Give each distinct username that appears as a post header in the fishing thread below, listing each name once.

**Extract to read**
════

# Amazing day March 29



## Natr (Feb 17, 2016)

Got to the pier at around 12 just to find out that I missed a run of big jack crevalles that were at least 15 pounds and the deck was littered with them. I counted at least 6 of them. I tried for sheepshead for about an hour and eventually lost 2 and never got one up. They didn't seem as prevelant as yesterday. At around 4 a school of large Spanish started being caught about halfway down the pier on gotcha lures. Just when I was about to pack up and call it a day. A 30 pound COBIA was landed at the octagon on one of the ling jigs. Also I cannot confirm this, but it was rumoured that a tarpon was spotted about halfway down the pier also. Hopefully this is the start of things starting to pick up around the inshore area.
Tight lines at Navarre pier


----------



## KingCrab (Apr 29, 2012)

Used to see schools of cobia like jacks. If there was Jack tourneys or tarpon Tourneys where all the fish was sold would there be any left? :thumbdown:


----------



## legal limit 1 (Jan 23, 2008)

Which pier where you at?


----------



## Natr (Feb 17, 2016)

Navarre pier


----------



## Gamecocky (Jul 22, 2015)

Do you happen to know what they caught the jacks on?


----------



## Natr (Feb 17, 2016)

I am not positive but I think the cobia jigs for the big jacks


----------



## Timnavarre (Mar 1, 2016)

════

**Source excerpt**
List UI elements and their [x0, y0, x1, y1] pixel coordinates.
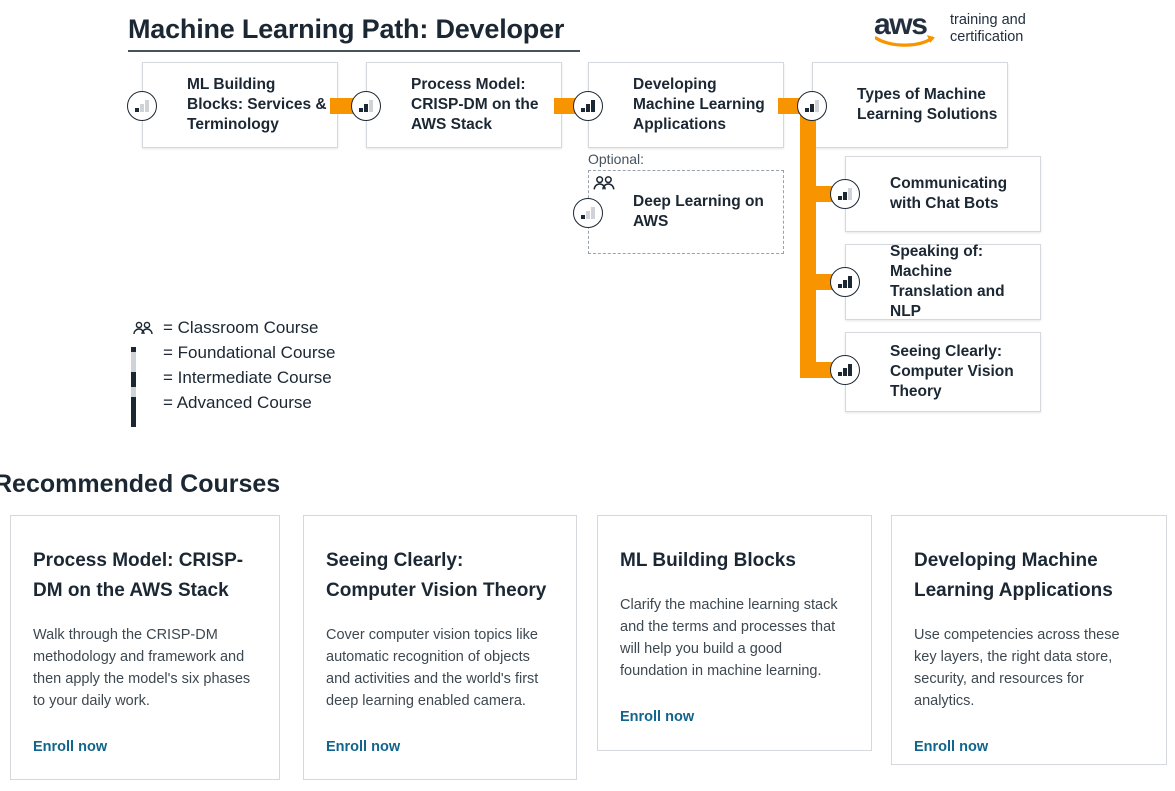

════

**Task output**
Natr
KingCrab
legal limit 1
Gamecocky
Timnavarre